• **INPUT**
----------

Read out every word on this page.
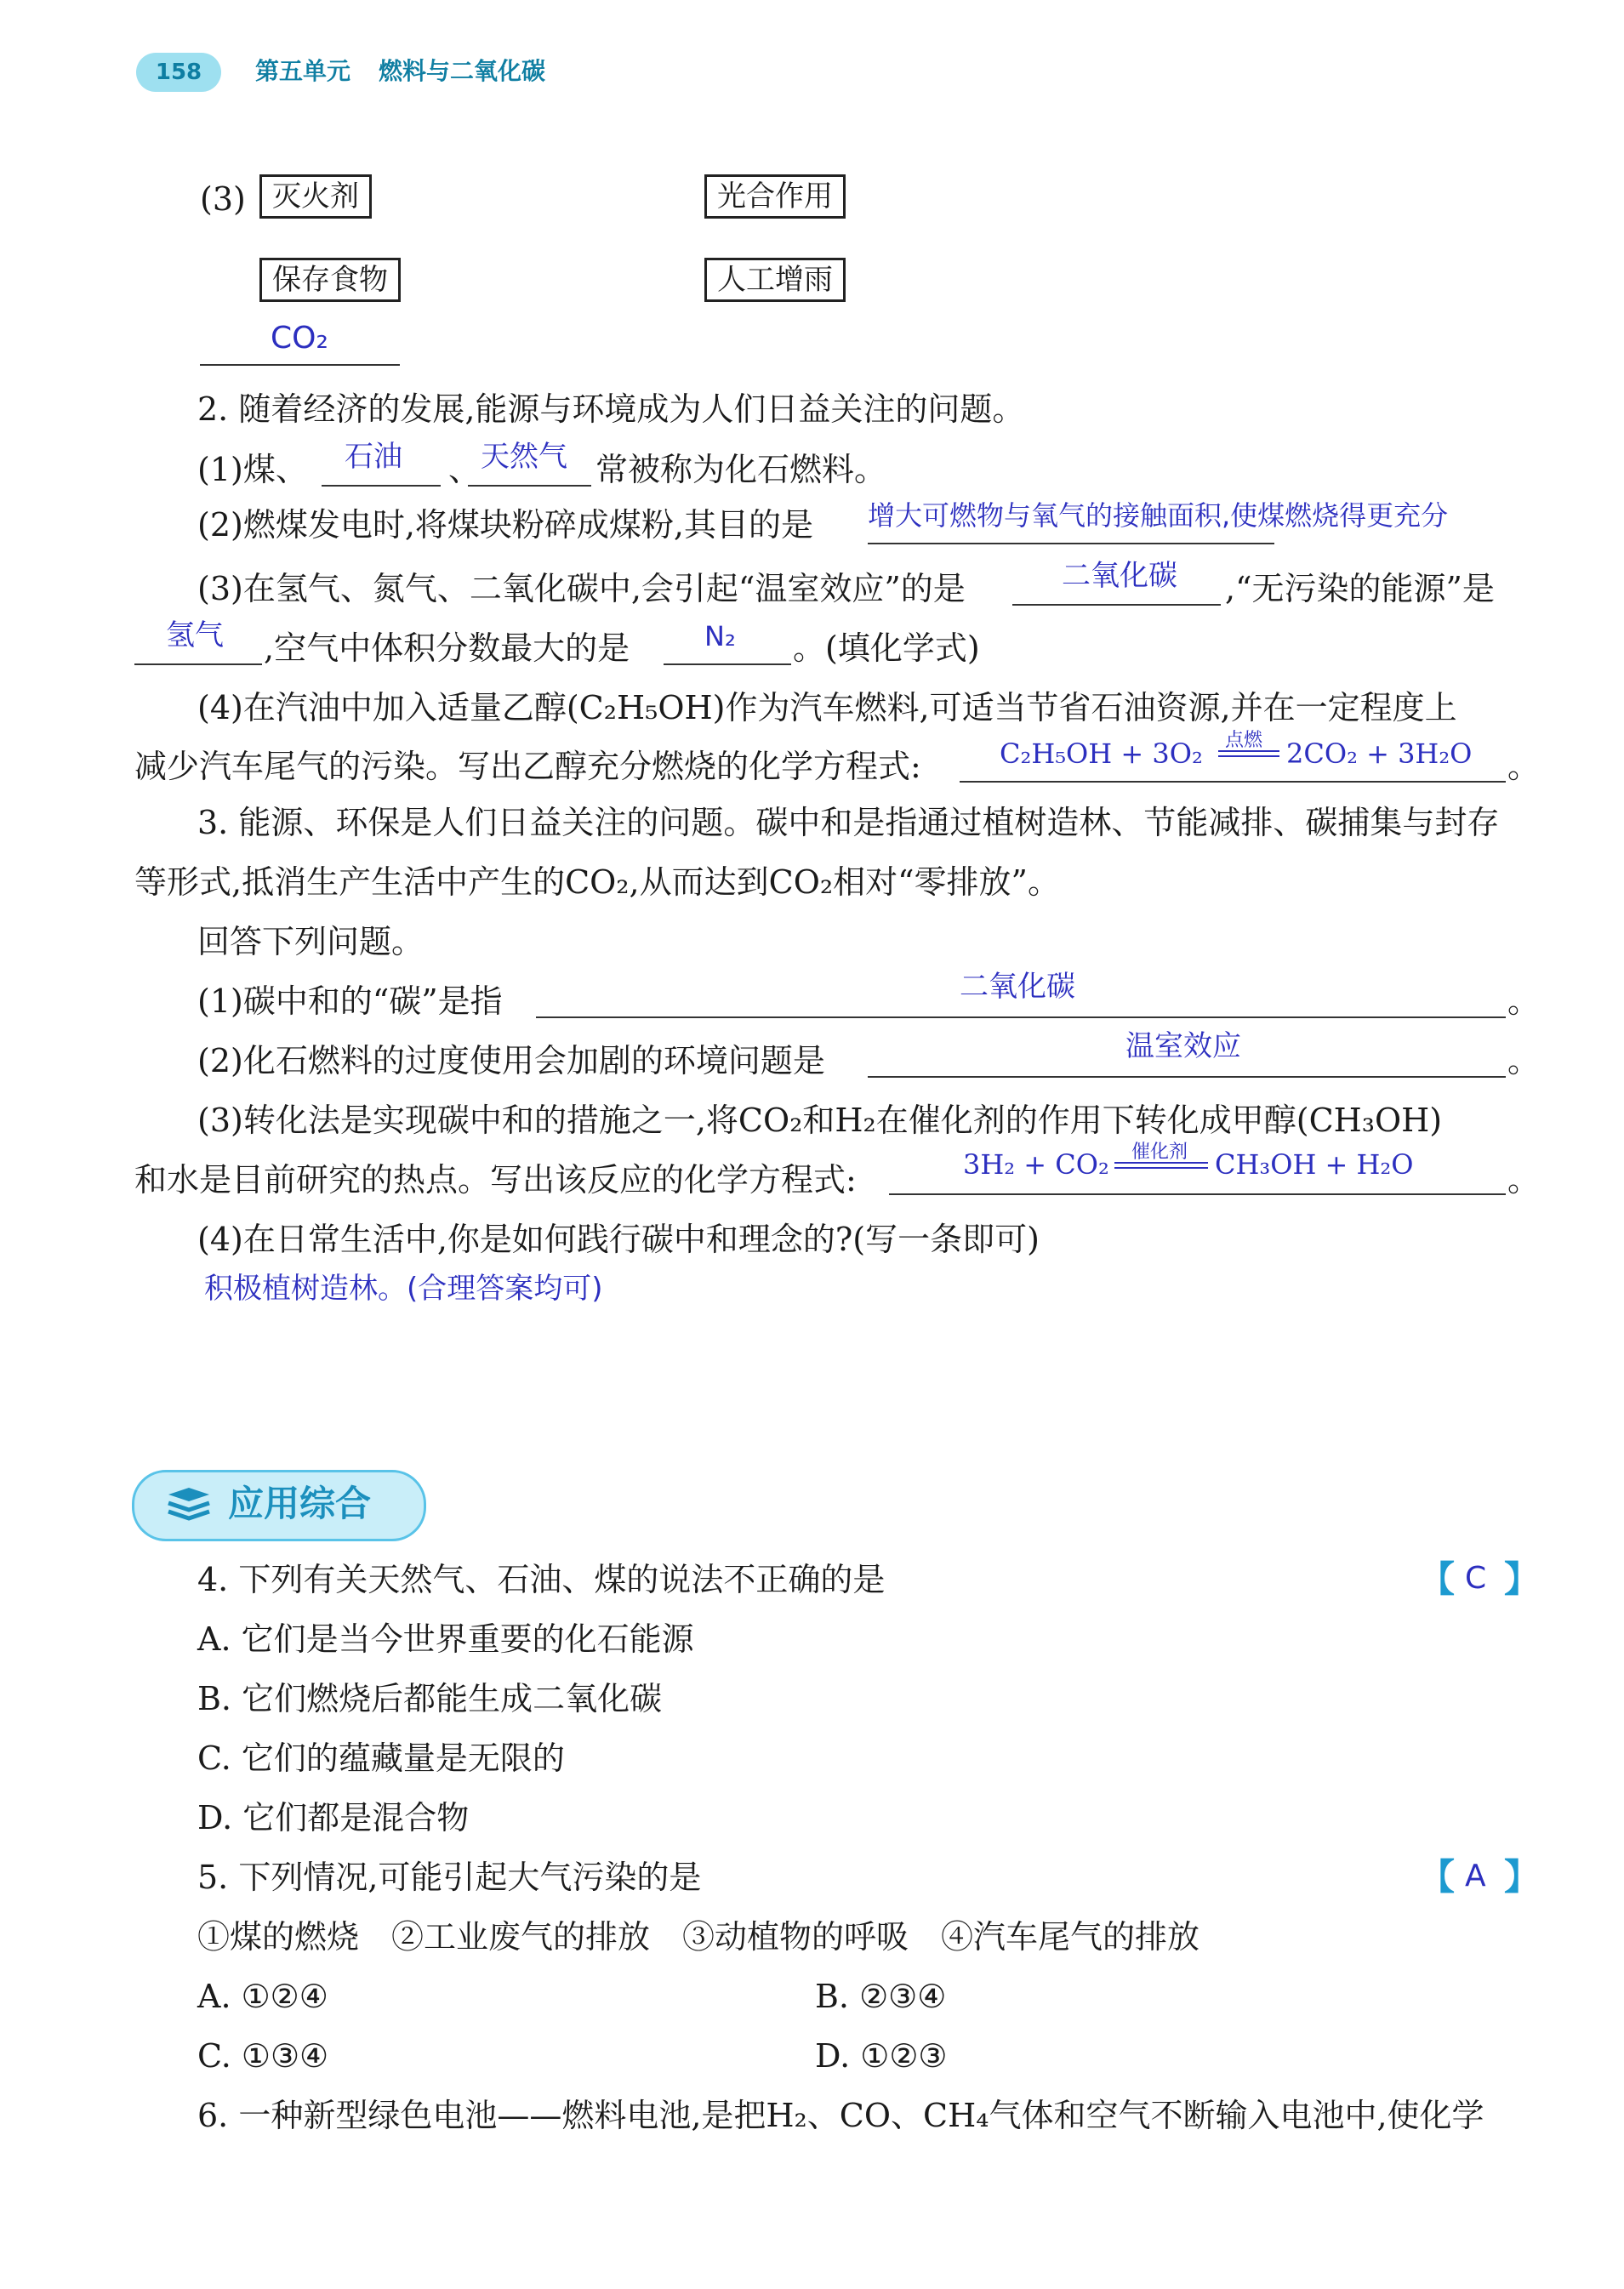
158	第五单元 燃料与二氧化碳
(3) 灭火剂
保存食物
光合作用
人工增雨
CO₂
2. 随着经济的发展,能源与环境成为人们日益关注的问题。
(1)煤、 石油 、 天然气 常被称为化石燃料。
(2)燃煤发电时,将煤块粉碎成煤粉,其目的是 增大可燃物与氧气的接触面积,使煤燃烧得更充分
(3)在氢气、氮气、二氧化碳中,会引起“温室效应”的是	二氧化碳 ,“无污染的能源”是
氢气 ,空气中体积分数最大的是	N₂ 。(填化学式)
(4)在汽油中加入适量乙醇(C₂H₅OH)作为汽车燃料,可适当节省石油资源,并在一定程度上
减少汽车尾气的污染。写出乙醇充分燃烧的化学方程式:	C₂H₅OH + 3O₂ 点燃 2CO₂ + 3H₂O 。
3. 能源、环保是人们日益关注的问题。碳中和是指通过植树造林、节能减排、碳捕集与封存
等形式,抵消生产生活中产生的CO₂,从而达到CO₂相对“零排放”。
回答下列问题。
(1)碳中和的“碳”是指	二氧化碳	。
(2)化石燃料的过度使用会加剧的环境问题是	温室效应	。
(3)转化法是实现碳中和的措施之一,将CO₂和H₂在催化剂的作用下转化成甲醇(CH₃OH)
和水是目前研究的热点。写出该反应的化学方程式:	3H₂ + CO₂ 催化剂 CH₃OH + H₂O	。
(4)在日常生活中,你是如何践行碳中和理念的?(写一条即可)
积极植树造林。(合理答案均可)
应用综合
4. 下列有关天然气、石油、煤的说法不正确的是	【 C 】
A. 它们是当今世界重要的化石能源
B. 它们燃烧后都能生成二氧化碳
C. 它们的蕴藏量是无限的
D. 它们都是混合物
5. 下列情况,可能引起大气污染的是	【 A 】
①煤的燃烧　②工业废气的排放　③动植物的呼吸　④汽车尾气的排放
A. ①②④	B. ②③④
C. ①③④	D. ①②③
6. 一种新型绿色电池——燃料电池,是把H₂、CO、CH₄气体和空气不断输入电池中,使化学
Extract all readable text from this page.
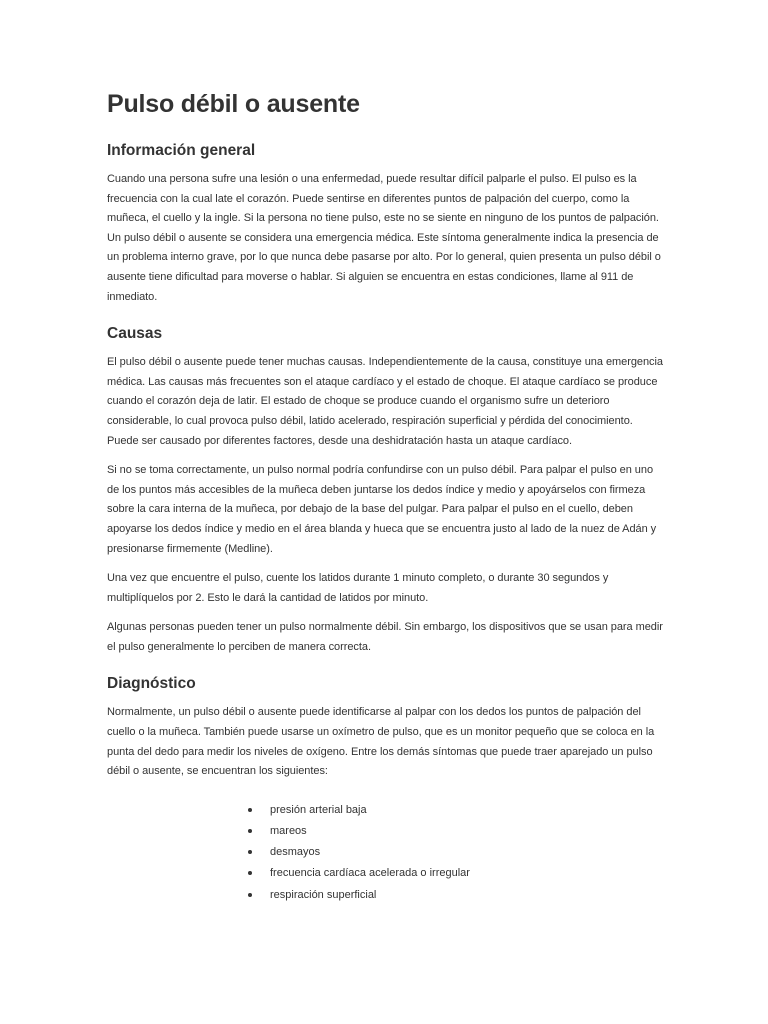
Pulso débil o ausente
Información general

Cuando una persona sufre una lesión o una enfermedad, puede resultar difícil palparle el pulso. El pulso es la frecuencia con la cual late el corazón. Puede sentirse en diferentes puntos de palpación del cuerpo, como la muñeca, el cuello y la ingle. Si la persona no tiene pulso, este no se siente en ninguno de los puntos de palpación. Un pulso débil o ausente se considera una emergencia médica. Este síntoma generalmente indica la presencia de un problema interno grave, por lo que nunca debe pasarse por alto. Por lo general, quien presenta un pulso débil o ausente tiene dificultad para moverse o hablar. Si alguien se encuentra en estas condiciones, llame al 911 de inmediato.

Causas

El pulso débil o ausente puede tener muchas causas. Independientemente de la causa, constituye una emergencia médica. Las causas más frecuentes son el ataque cardíaco y el estado de choque. El ataque cardíaco se produce cuando el corazón deja de latir. El estado de choque se produce cuando el organismo sufre un deterioro considerable, lo cual provoca pulso débil, latido acelerado, respiración superficial y pérdida del conocimiento. Puede ser causado por diferentes factores, desde una deshidratación hasta un ataque cardíaco.

Si no se toma correctamente, un pulso normal podría confundirse con un pulso débil. Para palpar el pulso en uno de los puntos más accesibles de la muñeca deben juntarse los dedos índice y medio y apoyárselos con firmeza sobre la cara interna de la muñeca, por debajo de la base del pulgar. Para palpar el pulso en el cuello, deben apoyarse los dedos índice y medio en el área blanda y hueca que se encuentra justo al lado de la nuez de Adán y presionarse firmemente (Medline).

Una vez que encuentre el pulso, cuente los latidos durante 1 minuto completo, o durante 30 segundos y multiplíquelos por 2. Esto le dará la cantidad de latidos por minuto.

Algunas personas pueden tener un pulso normalmente débil. Sin embargo, los dispositivos que se usan para medir el pulso generalmente lo perciben de manera correcta.

Diagnóstico

Normalmente, un pulso débil o ausente puede identificarse al palpar con los dedos los puntos de palpación del cuello o la muñeca. También puede usarse un oxímetro de pulso, que es un monitor pequeño que se coloca en la punta del dedo para medir los niveles de oxígeno. Entre los demás síntomas que puede traer aparejado un pulso débil o ausente, se encuentran los siguientes:

presión arterial baja
mareos
desmayos
frecuencia cardíaca acelerada o irregular
respiración superficial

----------

• **TASK**
Restate the data above word for word. Do not include the images.

• **RESULT OF THE EXERCISE**
Read out every word on this page.
158	第五单元 燃料与二氧化碳
(3) 灭火剂
保存食物
光合作用
人工增雨
CO₂
2. 随着经济的发展,能源与环境成为人们日益关注的问题。
(1)煤、 石油 、 天然气 常被称为化石燃料。
(2)燃煤发电时,将煤块粉碎成煤粉,其目的是 增大可燃物与氧气的接触面积,使煤燃烧得更充分
(3)在氢气、氮气、二氧化碳中,会引起“温室效应”的是	二氧化碳 ,“无污染的能源”是
氢气 ,空气中体积分数最大的是	N₂ 。(填化学式)
(4)在汽油中加入适量乙醇(C₂H₅OH)作为汽车燃料,可适当节省石油资源,并在一定程度上
减少汽车尾气的污染。写出乙醇充分燃烧的化学方程式:	C₂H₅OH + 3O₂ 点燃 2CO₂ + 3H₂O 。
3. 能源、环保是人们日益关注的问题。碳中和是指通过植树造林、节能减排、碳捕集与封存
等形式,抵消生产生活中产生的CO₂,从而达到CO₂相对“零排放”。
回答下列问题。
(1)碳中和的“碳”是指	二氧化碳	。
(2)化石燃料的过度使用会加剧的环境问题是	温室效应	。
(3)转化法是实现碳中和的措施之一,将CO₂和H₂在催化剂的作用下转化成甲醇(CH₃OH)
和水是目前研究的热点。写出该反应的化学方程式:	3H₂ + CO₂ 催化剂 CH₃OH + H₂O	。
(4)在日常生活中,你是如何践行碳中和理念的?(写一条即可)
积极植树造林。(合理答案均可)
应用综合
4. 下列有关天然气、石油、煤的说法不正确的是	【 C 】
A. 它们是当今世界重要的化石能源
B. 它们燃烧后都能生成二氧化碳
C. 它们的蕴藏量是无限的
D. 它们都是混合物
5. 下列情况,可能引起大气污染的是	【 A 】
①煤的燃烧　②工业废气的排放　③动植物的呼吸　④汽车尾气的排放
A. ①②④	B. ②③④
C. ①③④	D. ①②③
6. 一种新型绿色电池——燃料电池,是把H₂、CO、CH₄气体和空气不断输入电池中,使化学
Extract all readable text from this page.
Pulso débil o ausente
Información general

Cuando una persona sufre una lesión o una enfermedad, puede resultar difícil palparle el pulso. El pulso es la frecuencia con la cual late el corazón. Puede sentirse en diferentes puntos de palpación del cuerpo, como la muñeca, el cuello y la ingle. Si la persona no tiene pulso, este no se siente en ninguno de los puntos de palpación. Un pulso débil o ausente se considera una emergencia médica. Este síntoma generalmente indica la presencia de un problema interno grave, por lo que nunca debe pasarse por alto. Por lo general, quien presenta un pulso débil o ausente tiene dificultad para moverse o hablar. Si alguien se encuentra en estas condiciones, llame al 911 de inmediato.

Causas

El pulso débil o ausente puede tener muchas causas. Independientemente de la causa, constituye una emergencia médica. Las causas más frecuentes son el ataque cardíaco y el estado de choque. El ataque cardíaco se produce cuando el corazón deja de latir. El estado de choque se produce cuando el organismo sufre un deterioro considerable, lo cual provoca pulso débil, latido acelerado, respiración superficial y pérdida del conocimiento. Puede ser causado por diferentes factores, desde una deshidratación hasta un ataque cardíaco.

Si no se toma correctamente, un pulso normal podría confundirse con un pulso débil. Para palpar el pulso en uno de los puntos más accesibles de la muñeca deben juntarse los dedos índice y medio y apoyárselos con firmeza sobre la cara interna de la muñeca, por debajo de la base del pulgar. Para palpar el pulso en el cuello, deben apoyarse los dedos índice y medio en el área blanda y hueca que se encuentra justo al lado de la nuez de Adán y presionarse firmemente (Medline).

Una vez que encuentre el pulso, cuente los latidos durante 1 minuto completo, o durante 30 segundos y multiplíquelos por 2. Esto le dará la cantidad de latidos por minuto.

Algunas personas pueden tener un pulso normalmente débil. Sin embargo, los dispositivos que se usan para medir el pulso generalmente lo perciben de manera correcta.

Diagnóstico

Normalmente, un pulso débil o ausente puede identificarse al palpar con los dedos los puntos de palpación del cuello o la muñeca. También puede usarse un oxímetro de pulso, que es un monitor pequeño que se coloca en la punta del dedo para medir los niveles de oxígeno. Entre los demás síntomas que puede traer aparejado un pulso débil o ausente, se encuentran los siguientes:

presión arterial baja
mareos
desmayos
frecuencia cardíaca acelerada o irregular
respiración superficial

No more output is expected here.